* _TASK REQUIREMENTS_
Write out the data again in full, exactly as it reads.
○ ○ ○
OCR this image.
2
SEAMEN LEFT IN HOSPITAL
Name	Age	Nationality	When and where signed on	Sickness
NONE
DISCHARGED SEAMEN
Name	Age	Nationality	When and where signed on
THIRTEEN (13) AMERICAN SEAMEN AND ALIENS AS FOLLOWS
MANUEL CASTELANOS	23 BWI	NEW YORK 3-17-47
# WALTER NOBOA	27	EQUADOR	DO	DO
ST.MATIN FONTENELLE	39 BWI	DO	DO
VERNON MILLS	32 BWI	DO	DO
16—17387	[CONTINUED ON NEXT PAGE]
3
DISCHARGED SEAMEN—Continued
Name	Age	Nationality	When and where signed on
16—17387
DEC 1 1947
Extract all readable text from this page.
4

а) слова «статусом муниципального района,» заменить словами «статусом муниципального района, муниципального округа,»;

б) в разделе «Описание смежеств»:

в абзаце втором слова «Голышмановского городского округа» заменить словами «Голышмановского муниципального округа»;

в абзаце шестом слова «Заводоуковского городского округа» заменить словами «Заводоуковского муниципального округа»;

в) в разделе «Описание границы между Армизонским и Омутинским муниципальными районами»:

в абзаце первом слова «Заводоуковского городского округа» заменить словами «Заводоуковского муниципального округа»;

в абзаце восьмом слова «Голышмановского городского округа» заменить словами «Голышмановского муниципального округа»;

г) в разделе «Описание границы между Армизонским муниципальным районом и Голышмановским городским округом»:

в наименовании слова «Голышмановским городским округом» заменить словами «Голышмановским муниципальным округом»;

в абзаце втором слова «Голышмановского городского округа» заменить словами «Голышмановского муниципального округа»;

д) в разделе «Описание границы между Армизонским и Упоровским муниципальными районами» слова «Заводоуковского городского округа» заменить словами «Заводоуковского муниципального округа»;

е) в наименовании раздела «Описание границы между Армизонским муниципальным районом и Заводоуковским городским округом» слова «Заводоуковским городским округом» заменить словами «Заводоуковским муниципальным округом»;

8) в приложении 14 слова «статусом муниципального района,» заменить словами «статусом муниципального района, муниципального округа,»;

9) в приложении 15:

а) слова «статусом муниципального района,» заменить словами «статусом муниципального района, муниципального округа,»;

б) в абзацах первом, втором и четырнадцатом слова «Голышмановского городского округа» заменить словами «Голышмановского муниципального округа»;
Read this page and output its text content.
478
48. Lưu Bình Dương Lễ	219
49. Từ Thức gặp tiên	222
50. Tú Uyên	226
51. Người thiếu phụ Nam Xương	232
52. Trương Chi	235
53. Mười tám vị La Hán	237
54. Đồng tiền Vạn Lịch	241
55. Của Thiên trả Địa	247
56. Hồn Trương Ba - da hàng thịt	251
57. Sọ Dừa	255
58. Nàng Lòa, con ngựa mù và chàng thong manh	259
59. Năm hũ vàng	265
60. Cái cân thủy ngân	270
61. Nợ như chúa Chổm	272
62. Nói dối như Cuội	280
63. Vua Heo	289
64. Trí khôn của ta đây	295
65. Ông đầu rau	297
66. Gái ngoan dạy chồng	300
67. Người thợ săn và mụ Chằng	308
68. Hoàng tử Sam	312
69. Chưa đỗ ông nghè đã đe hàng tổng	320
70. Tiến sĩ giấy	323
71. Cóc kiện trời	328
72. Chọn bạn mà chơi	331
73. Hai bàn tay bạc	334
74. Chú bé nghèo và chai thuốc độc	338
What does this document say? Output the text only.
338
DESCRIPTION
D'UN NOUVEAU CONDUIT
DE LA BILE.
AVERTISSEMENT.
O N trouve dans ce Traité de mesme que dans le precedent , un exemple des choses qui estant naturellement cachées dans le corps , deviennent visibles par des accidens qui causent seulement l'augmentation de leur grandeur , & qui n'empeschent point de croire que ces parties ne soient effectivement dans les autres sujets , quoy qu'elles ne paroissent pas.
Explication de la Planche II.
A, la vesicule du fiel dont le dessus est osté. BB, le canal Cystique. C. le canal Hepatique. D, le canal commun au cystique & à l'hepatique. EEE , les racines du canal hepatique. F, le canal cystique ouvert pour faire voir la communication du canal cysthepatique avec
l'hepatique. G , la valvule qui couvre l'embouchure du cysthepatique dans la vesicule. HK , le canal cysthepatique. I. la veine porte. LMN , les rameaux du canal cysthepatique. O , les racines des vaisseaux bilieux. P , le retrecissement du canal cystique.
○ ○ ○
* _ANSWER TO THIS TASK_
OCR this image.
2
SEAMEN LEFT IN HOSPITAL
Name	Age	Nationality	When and where signed on	Sickness
NONE
DISCHARGED SEAMEN
Name	Age	Nationality	When and where signed on
THIRTEEN (13) AMERICAN SEAMEN AND ALIENS AS FOLLOWS
MANUEL CASTELANOS	23 BWI	NEW YORK 3-17-47
# WALTER NOBOA	27	EQUADOR	DO	DO
ST.MATIN FONTENELLE	39 BWI	DO	DO
VERNON MILLS	32 BWI	DO	DO
16—17387	[CONTINUED ON NEXT PAGE]
3
DISCHARGED SEAMEN—Continued
Name	Age	Nationality	When and where signed on
16—17387
DEC 1 1947
Extract all readable text from this page.
4

а) слова «статусом муниципального района,» заменить словами «статусом муниципального района, муниципального округа,»;

б) в разделе «Описание смежеств»:

в абзаце втором слова «Голышмановского городского округа» заменить словами «Голышмановского муниципального округа»;

в абзаце шестом слова «Заводоуковского городского округа» заменить словами «Заводоуковского муниципального округа»;

в) в разделе «Описание границы между Армизонским и Омутинским муниципальными районами»:

в абзаце первом слова «Заводоуковского городского округа» заменить словами «Заводоуковского муниципального округа»;

в абзаце восьмом слова «Голышмановского городского округа» заменить словами «Голышмановского муниципального округа»;

г) в разделе «Описание границы между Армизонским муниципальным районом и Голышмановским городским округом»:

в наименовании слова «Голышмановским городским округом» заменить словами «Голышмановским муниципальным округом»;

в абзаце втором слова «Голышмановского городского округа» заменить словами «Голышмановского муниципального округа»;

д) в разделе «Описание границы между Армизонским и Упоровским муниципальными районами» слова «Заводоуковского городского округа» заменить словами «Заводоуковского муниципального округа»;

е) в наименовании раздела «Описание границы между Армизонским муниципальным районом и Заводоуковским городским округом» слова «Заводоуковским городским округом» заменить словами «Заводоуковским муниципальным округом»;

8) в приложении 14 слова «статусом муниципального района,» заменить словами «статусом муниципального района, муниципального округа,»;

9) в приложении 15:

а) слова «статусом муниципального района,» заменить словами «статусом муниципального района, муниципального округа,»;

б) в абзацах первом, втором и четырнадцатом слова «Голышмановского городского округа» заменить словами «Голышмановского муниципального округа»;
Read this page and output its text content.
478
48. Lưu Bình Dương Lễ	219
49. Từ Thức gặp tiên	222
50. Tú Uyên	226
51. Người thiếu phụ Nam Xương	232
52. Trương Chi	235
53. Mười tám vị La Hán	237
54. Đồng tiền Vạn Lịch	241
55. Của Thiên trả Địa	247
56. Hồn Trương Ba - da hàng thịt	251
57. Sọ Dừa	255
58. Nàng Lòa, con ngựa mù và chàng thong manh	259
59. Năm hũ vàng	265
60. Cái cân thủy ngân	270
61. Nợ như chúa Chổm	272
62. Nói dối như Cuội	280
63. Vua Heo	289
64. Trí khôn của ta đây	295
65. Ông đầu rau	297
66. Gái ngoan dạy chồng	300
67. Người thợ săn và mụ Chằng	308
68. Hoàng tử Sam	312
69. Chưa đỗ ông nghè đã đe hàng tổng	320
70. Tiến sĩ giấy	323
71. Cóc kiện trời	328
72. Chọn bạn mà chơi	331
73. Hai bàn tay bạc	334
74. Chú bé nghèo và chai thuốc độc	338
What does this document say? Output the text only.
338
DESCRIPTION
D'UN NOUVEAU CONDUIT
DE LA BILE.
AVERTISSEMENT.
O N trouve dans ce Traité de mesme que dans le precedent , un exemple des choses qui estant naturellement cachées dans le corps , deviennent visibles par des accidens qui causent seulement l'augmentation de leur grandeur , & qui n'empeschent point de croire que ces parties ne soient effectivement dans les autres sujets , quoy qu'elles ne paroissent pas.
Explication de la Planche II.
A, la vesicule du fiel dont le dessus est osté. BB, le canal Cystique. C. le canal Hepatique. D, le canal commun au cystique & à l'hepatique. EEE , les racines du canal hepatique. F, le canal cystique ouvert pour faire voir la communication du canal cysthepatique avec
l'hepatique. G , la valvule qui couvre l'embouchure du cysthepatique dans la vesicule. HK , le canal cysthepatique. I. la veine porte. LMN , les rameaux du canal cysthepatique. O , les racines des vaisseaux bilieux. P , le retrecissement du canal cystique.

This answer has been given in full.